START EXTRACT

Close listening to Brathwaite should also prompt us to consider the incompleteness and contingencies of the archival record of sound recording. What is currently available online, for instance, is only a fraction of the extant audio record associated with Brathwaite. Moreover, many predigital recordings, such as the 1965 tape-recording of Rights of Passage that Brathwaite’s cites as the poem’s first form of publication, have likely been lost forever.17 Brathwaite’s archive in Jamaica, destroyed by Hurricane Gilbert in 1988, reportedly contained many unique audio recordings. Close listening to Brathwaite enables a larger reflection on the nature of digital audio archives: what they can tell us and what they leave unsaid.
Grasping versioning through close listening also provides a way into Brathwaite’s use of oral and musical traditions. Brathwaite’s use of music has been extensively documented and analyzed by Rohlehr, Collins, Lilieth Nelson, Donette Francis, and others. One way to develop a sense of close listening attuned to musicality is for students to listen to the sources Rohlehr identifies alongside the poems.18 The effectiveness of this approach is, however, greatly enhanced by listening to Brathwaite’s texts in recorded performances. These performances often verge on song, underscoring the connections Rohlehr identifies and adding a layer that is not present in the written text. Examples of the shift to song are plentiful in Brathwaite performance and include:19
"Negus" (extract)
"The Twist"
"Atumpan"
"Caliban" (extract)
"Soweto" (extract)
Also present are instances of drum-like repetition, as in:20
"Nights" (extract)
"Shepherd" (extract)
"Wings of a Dove" (extract)
"Angel/Engine" (extract)
Through close listening to such recordings, students interrogate the intertwining of Brathwaite’s work with oral and musical traditions that themselves produce many versions, as in multiple performances or recordings of the same song.
A close listening approach does not imply that the written text is unimportant but allows students to recognize that each audio text constitutes a version as significant as any written version. The notion of versioning in Brathwaite’s work (related to the broader notion of “othering” that Nathaniel Mackey applies to Brathwaite’s poetry) is often addressed in criticism and teaching through Brathwaite’s reworking of earlier poems and cycles in books such as his 1992 Middle Passages and 2001 Ancestors and through his Sycorax video-style: the graphic textual versioning practice that he developed on his Apple Mac computer in the 1980s.21 Yet many of Brathwaite’s versions, such as, for example, the 1994 Barabajan Poems: 1492–1992, started life in a recorded oral performance, and, consequently, his poetics of versioning is equally approachable through close listening to recorded audio texts.22
Through close listening, students encounter rich examples of Brathwaite’s versioning and rearrangement of poems. “The Rwanda Poems,” for instance, exists, in a published version under that name, only as an audio recording of a 1994 performance, although the closely related cycle “Rwanda” appears in print as part 3 of “New Gods of the Middle Passages” in Brathwaite’s 2001 Kamau Monograph.23 In the “New Gods” version, however, not all of “The Rwanda Poems” falls into the “Rwanda” section, and the poems are reordered and arranged alongside additional poems and other print material. The performed cycle “The Rwanda Poems” is itself an amalgam of poems from The Arrivants, including “Negus” and part of “Caliban,” and newer work, again reflecting Brathwaite’s practice of refashioning his existing material. In the recording of “The Rwanda Poems,” Brathwaite explains how his versioning practice includes both his Sycorax video-style and his performances. He describes how the poems “are layered or interfaced with some earlier material . . . to create another effect from that earlier material.”24
Extract from the introduction to "The Rwanda Poems"

END EXTRACT
START SUPPLIED MATERIAL

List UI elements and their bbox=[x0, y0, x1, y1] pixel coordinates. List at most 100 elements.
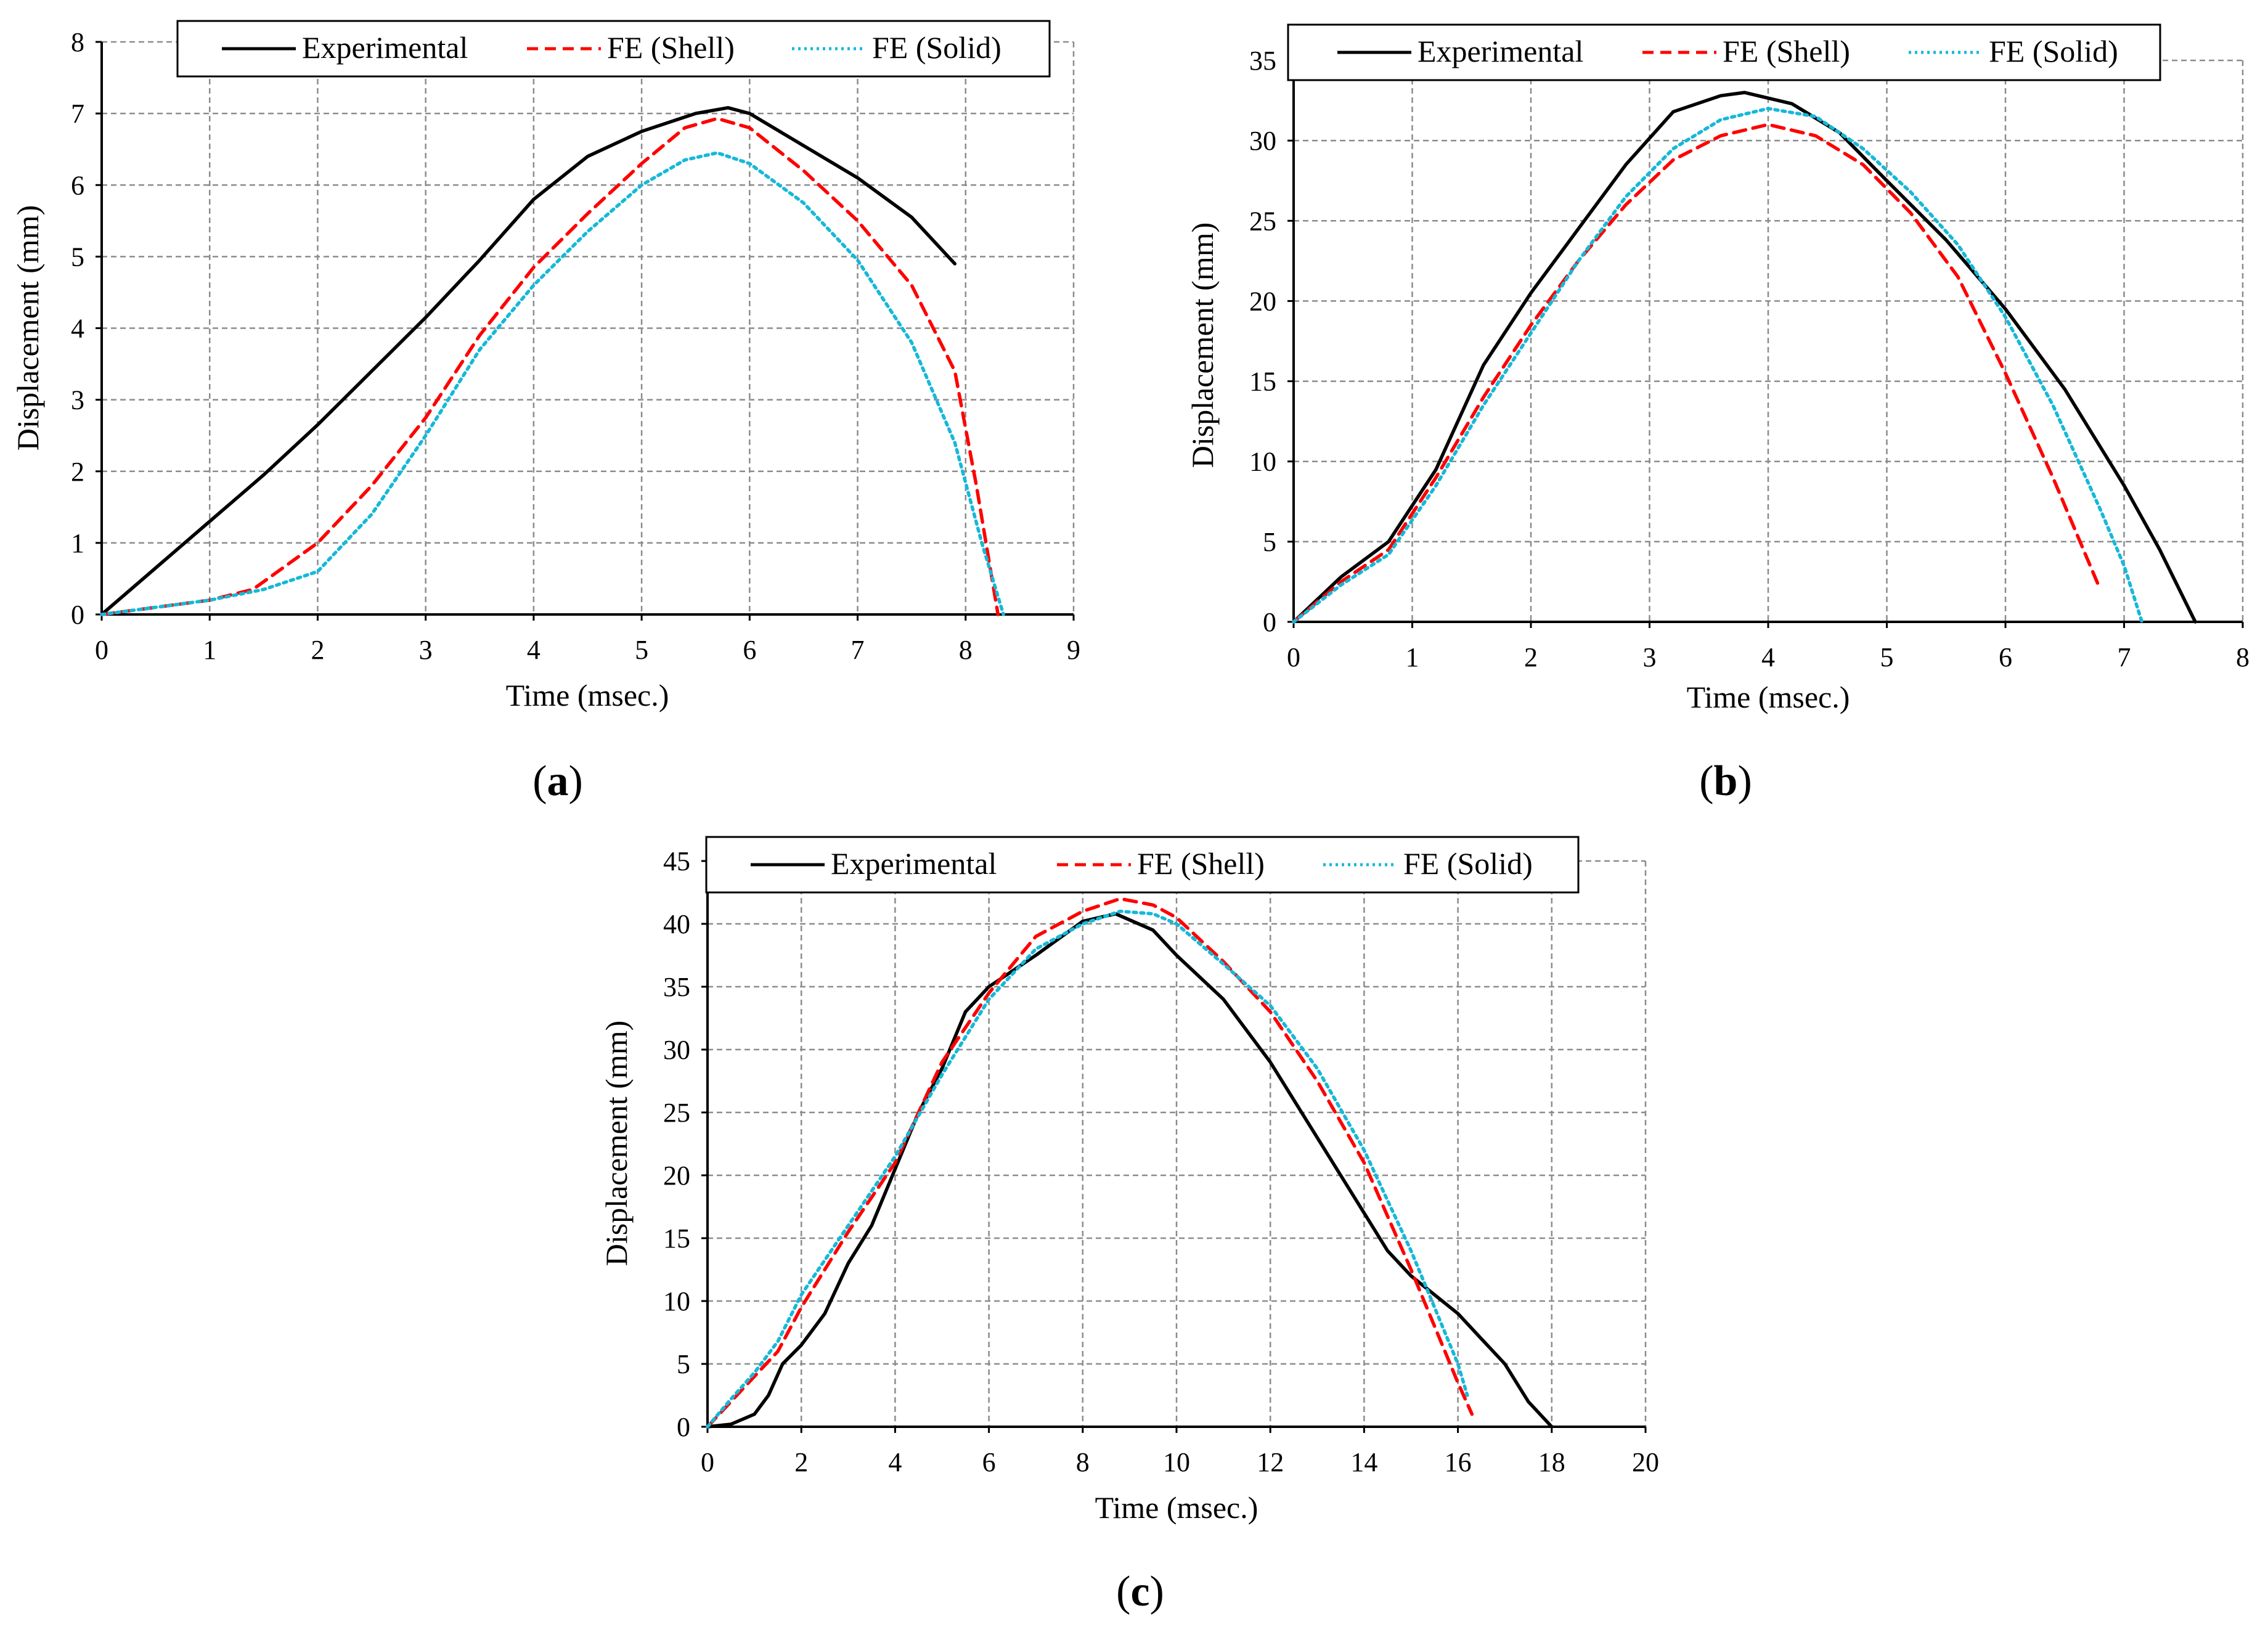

END SUPPLIED MATERIAL

TASK DESCRIPTION: Carry on the Brathwaite passage from its last line. The data comes from a source unrelated to the Brathwaite passage.

WRITTEN REPLY:
Similarly, in many other readings, Brathwaite presents newer material alongside poems from The Arrivants, structuring this combination into a narrative of personal biography or a framework for thinking about Caribbean history in the present.25 Likewise, in his 2004 Segue performance at the Bowery Poetry Club in New York City, Brathwaite creates an alternative and integrated cycle deriving mainly from The Arrivants. He follows the final line of “Atumpan,” “may we succeed,” with the opening lines of “Naming,” “How then shall we / succeed?”26
Transition from "Atumpan" to "Naming"
He thus seamlessly links two poems separated by more than one hundred pages in the print version of his trilogy.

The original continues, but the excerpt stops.